(Data listing)

···

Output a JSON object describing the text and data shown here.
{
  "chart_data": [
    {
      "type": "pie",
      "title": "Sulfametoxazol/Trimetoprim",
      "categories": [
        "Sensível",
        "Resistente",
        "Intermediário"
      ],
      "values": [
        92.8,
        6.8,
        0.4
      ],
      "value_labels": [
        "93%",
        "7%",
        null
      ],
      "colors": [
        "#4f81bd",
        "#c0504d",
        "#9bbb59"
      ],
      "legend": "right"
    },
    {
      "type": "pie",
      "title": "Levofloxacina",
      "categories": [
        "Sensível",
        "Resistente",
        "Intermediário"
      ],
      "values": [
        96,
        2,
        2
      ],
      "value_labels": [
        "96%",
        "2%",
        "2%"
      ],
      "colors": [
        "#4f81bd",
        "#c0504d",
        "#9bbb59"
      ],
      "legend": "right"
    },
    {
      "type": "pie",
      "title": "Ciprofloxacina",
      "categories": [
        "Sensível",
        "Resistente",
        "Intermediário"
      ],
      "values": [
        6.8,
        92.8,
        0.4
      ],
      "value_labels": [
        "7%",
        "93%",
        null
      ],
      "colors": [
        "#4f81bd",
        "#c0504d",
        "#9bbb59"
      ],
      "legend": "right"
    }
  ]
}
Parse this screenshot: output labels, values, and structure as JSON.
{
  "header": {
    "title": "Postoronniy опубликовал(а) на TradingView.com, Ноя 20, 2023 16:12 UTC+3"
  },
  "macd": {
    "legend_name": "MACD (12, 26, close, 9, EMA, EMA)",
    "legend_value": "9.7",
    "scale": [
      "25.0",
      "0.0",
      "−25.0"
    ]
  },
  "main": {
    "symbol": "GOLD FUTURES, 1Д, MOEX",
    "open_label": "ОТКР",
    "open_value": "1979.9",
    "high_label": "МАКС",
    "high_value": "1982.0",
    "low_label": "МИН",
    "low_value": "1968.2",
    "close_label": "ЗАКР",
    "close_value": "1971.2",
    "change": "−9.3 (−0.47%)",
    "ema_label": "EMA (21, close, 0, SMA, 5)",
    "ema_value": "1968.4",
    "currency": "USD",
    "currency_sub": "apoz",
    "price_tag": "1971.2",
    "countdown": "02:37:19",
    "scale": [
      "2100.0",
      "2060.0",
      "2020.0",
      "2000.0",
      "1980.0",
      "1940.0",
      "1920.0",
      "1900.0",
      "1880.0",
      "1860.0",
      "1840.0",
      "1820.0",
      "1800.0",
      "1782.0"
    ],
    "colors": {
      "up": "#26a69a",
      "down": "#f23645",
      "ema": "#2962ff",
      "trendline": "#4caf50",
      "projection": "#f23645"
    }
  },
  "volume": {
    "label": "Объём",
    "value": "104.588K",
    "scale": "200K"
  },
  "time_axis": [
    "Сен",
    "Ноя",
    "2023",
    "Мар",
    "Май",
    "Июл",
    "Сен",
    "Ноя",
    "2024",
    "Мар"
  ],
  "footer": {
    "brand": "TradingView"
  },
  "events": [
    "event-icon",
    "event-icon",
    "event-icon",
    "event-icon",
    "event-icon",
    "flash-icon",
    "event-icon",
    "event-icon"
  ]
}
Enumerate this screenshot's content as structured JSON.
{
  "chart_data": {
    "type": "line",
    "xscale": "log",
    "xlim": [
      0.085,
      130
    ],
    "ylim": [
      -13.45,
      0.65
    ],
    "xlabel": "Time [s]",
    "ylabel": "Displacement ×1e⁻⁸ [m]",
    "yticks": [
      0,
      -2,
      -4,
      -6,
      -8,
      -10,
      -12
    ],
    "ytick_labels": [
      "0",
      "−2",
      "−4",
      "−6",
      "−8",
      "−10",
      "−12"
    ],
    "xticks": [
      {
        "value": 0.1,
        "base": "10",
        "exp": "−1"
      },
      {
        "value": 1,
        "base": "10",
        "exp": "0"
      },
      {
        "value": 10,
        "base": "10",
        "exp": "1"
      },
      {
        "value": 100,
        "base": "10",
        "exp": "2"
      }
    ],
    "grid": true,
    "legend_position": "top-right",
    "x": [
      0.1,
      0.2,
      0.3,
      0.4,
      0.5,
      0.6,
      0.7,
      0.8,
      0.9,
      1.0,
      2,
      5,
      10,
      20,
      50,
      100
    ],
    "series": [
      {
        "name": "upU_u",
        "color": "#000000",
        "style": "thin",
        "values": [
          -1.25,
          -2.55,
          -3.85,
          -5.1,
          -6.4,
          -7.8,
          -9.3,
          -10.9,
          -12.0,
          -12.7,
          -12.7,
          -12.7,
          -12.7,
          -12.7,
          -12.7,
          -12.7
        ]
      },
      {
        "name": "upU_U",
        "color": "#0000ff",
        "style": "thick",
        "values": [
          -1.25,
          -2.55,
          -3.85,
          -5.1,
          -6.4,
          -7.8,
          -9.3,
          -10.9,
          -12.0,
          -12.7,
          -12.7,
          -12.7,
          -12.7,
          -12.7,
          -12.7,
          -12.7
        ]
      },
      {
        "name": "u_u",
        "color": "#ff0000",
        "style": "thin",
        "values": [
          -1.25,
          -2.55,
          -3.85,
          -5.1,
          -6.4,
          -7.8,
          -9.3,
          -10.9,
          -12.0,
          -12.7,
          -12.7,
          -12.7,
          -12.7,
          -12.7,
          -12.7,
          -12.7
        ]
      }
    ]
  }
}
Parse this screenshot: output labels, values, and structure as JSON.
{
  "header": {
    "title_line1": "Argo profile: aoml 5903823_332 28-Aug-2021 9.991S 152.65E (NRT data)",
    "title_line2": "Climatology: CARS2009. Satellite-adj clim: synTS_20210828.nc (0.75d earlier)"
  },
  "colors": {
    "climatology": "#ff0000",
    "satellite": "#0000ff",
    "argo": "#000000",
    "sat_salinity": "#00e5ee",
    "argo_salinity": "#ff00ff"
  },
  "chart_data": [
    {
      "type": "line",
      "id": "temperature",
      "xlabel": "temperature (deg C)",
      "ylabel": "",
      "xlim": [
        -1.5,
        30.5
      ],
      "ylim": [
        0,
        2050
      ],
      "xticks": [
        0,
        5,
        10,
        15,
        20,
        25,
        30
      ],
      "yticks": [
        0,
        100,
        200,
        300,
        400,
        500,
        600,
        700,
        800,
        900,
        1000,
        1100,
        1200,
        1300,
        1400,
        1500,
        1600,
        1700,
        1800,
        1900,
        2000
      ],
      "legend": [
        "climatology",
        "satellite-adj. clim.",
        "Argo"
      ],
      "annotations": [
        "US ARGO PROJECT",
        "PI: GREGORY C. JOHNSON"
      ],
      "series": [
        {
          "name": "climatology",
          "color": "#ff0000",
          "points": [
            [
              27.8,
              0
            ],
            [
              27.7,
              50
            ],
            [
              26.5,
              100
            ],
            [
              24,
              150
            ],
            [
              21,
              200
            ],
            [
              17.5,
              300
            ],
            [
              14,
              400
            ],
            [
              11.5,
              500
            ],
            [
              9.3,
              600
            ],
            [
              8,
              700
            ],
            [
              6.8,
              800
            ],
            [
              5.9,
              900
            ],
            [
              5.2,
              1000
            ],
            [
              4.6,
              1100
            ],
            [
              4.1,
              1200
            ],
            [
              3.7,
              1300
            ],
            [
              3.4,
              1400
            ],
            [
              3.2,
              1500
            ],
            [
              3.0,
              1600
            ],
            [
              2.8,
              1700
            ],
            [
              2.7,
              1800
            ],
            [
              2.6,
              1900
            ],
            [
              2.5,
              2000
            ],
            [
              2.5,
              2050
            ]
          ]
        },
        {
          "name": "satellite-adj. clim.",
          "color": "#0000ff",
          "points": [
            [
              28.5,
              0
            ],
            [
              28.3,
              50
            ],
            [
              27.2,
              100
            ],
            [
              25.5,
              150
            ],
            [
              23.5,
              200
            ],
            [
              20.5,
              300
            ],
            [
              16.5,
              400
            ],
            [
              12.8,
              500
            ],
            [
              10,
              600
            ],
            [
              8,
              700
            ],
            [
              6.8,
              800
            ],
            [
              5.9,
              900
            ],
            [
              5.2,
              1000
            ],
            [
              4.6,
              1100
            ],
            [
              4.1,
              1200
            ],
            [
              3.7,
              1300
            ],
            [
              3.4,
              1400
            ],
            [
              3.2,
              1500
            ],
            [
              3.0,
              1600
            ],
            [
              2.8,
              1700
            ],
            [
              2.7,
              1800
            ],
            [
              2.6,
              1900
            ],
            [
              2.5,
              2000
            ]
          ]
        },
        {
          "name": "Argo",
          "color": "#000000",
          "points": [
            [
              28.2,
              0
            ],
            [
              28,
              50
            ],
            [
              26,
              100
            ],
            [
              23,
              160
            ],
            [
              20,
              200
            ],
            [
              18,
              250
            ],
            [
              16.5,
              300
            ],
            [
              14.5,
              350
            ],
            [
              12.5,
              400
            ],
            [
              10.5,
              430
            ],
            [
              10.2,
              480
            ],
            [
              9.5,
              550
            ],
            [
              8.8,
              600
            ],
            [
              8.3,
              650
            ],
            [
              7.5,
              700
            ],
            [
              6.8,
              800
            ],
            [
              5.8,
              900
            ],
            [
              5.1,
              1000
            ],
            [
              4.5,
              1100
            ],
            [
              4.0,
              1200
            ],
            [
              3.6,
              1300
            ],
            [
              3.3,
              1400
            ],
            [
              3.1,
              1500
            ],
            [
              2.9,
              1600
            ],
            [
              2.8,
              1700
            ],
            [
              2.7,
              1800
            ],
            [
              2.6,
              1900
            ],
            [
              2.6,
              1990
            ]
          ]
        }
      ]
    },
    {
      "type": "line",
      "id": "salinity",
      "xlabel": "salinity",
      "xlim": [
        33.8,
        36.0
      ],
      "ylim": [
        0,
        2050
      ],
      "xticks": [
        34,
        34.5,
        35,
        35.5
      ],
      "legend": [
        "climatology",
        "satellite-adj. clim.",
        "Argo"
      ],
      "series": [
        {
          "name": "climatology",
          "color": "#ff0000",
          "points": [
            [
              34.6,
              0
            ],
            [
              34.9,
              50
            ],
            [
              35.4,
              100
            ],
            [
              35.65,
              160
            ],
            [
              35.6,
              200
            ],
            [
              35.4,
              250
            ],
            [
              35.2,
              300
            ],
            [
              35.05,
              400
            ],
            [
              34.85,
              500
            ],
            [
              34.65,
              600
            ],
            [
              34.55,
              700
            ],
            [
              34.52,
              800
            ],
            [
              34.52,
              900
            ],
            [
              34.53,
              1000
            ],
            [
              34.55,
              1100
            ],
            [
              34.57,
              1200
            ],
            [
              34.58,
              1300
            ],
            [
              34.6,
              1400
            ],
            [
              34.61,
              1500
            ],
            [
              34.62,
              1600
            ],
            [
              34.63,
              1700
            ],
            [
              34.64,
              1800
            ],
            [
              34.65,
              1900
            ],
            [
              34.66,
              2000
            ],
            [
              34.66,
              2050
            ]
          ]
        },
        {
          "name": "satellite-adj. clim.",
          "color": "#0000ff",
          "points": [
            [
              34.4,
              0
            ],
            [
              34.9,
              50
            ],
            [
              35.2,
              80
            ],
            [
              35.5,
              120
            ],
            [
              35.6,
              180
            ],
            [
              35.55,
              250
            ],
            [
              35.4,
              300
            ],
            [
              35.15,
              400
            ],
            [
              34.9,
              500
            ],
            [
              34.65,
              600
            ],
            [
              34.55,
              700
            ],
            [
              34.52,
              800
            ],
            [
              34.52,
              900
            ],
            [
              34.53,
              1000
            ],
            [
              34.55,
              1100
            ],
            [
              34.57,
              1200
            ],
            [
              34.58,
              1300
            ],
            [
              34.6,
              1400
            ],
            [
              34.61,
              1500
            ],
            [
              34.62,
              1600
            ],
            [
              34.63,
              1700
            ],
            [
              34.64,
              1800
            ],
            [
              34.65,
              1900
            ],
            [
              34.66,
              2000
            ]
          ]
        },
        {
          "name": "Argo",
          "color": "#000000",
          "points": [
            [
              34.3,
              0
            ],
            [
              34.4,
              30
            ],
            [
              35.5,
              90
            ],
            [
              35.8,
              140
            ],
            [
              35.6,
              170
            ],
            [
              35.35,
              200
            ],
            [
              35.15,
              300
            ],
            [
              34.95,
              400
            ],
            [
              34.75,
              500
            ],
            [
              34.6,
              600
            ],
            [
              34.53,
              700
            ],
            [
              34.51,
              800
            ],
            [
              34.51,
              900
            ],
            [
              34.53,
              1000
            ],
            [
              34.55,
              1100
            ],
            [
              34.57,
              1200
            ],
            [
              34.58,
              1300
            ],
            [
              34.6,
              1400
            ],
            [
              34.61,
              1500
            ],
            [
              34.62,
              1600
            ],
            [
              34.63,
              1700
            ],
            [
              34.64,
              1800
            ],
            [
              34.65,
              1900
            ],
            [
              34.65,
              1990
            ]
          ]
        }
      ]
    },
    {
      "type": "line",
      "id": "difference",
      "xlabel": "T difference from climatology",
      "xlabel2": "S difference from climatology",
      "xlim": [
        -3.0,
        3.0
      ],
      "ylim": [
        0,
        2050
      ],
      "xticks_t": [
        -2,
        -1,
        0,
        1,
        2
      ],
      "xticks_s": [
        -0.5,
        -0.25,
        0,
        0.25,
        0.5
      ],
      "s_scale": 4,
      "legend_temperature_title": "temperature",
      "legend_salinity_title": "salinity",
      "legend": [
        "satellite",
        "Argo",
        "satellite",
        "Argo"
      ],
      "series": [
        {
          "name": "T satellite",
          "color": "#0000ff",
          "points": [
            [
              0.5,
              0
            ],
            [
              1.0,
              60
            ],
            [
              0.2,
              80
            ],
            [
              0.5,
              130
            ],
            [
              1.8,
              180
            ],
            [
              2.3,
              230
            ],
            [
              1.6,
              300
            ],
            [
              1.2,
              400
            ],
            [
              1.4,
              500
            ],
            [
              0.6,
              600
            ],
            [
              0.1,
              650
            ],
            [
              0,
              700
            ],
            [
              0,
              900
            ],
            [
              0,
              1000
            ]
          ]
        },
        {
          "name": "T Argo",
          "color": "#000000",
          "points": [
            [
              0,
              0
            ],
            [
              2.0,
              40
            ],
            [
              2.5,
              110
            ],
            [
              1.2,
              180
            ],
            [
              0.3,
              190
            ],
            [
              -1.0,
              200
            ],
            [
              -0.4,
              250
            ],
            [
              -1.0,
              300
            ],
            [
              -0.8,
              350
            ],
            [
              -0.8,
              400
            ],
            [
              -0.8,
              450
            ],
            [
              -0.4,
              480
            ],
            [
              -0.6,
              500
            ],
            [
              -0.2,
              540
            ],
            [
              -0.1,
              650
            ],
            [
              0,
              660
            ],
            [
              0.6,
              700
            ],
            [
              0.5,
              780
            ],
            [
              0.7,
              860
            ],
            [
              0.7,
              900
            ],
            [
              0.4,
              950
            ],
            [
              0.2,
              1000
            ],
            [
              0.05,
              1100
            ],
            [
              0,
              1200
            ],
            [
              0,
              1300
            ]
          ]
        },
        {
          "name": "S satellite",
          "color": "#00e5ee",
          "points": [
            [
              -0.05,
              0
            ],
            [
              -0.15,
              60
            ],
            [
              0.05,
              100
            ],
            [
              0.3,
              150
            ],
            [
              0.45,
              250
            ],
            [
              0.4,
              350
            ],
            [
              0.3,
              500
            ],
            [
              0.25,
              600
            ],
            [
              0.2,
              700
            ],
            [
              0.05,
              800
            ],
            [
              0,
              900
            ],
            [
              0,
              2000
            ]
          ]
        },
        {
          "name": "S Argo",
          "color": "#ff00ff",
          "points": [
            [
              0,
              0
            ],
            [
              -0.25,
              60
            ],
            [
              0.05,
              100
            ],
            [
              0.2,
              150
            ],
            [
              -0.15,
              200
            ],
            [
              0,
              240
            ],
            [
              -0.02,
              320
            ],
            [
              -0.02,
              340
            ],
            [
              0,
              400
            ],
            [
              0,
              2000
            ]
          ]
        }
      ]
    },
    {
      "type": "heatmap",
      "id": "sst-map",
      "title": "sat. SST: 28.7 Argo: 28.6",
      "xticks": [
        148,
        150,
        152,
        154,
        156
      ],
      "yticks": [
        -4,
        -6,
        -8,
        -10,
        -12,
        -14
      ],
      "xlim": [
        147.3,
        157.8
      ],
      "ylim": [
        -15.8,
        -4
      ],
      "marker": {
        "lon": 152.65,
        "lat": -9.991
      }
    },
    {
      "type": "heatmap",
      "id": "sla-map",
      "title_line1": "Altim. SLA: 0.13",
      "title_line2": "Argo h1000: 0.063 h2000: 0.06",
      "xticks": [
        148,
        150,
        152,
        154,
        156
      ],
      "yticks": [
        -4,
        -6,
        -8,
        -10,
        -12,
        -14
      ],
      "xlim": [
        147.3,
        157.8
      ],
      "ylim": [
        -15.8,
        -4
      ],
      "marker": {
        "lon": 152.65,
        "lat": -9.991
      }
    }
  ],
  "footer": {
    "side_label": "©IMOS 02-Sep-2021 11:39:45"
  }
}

···

• **What to do**
Using the listing, say how many lines include the word "TradingView", and add nothing else.

• **Task answer**
2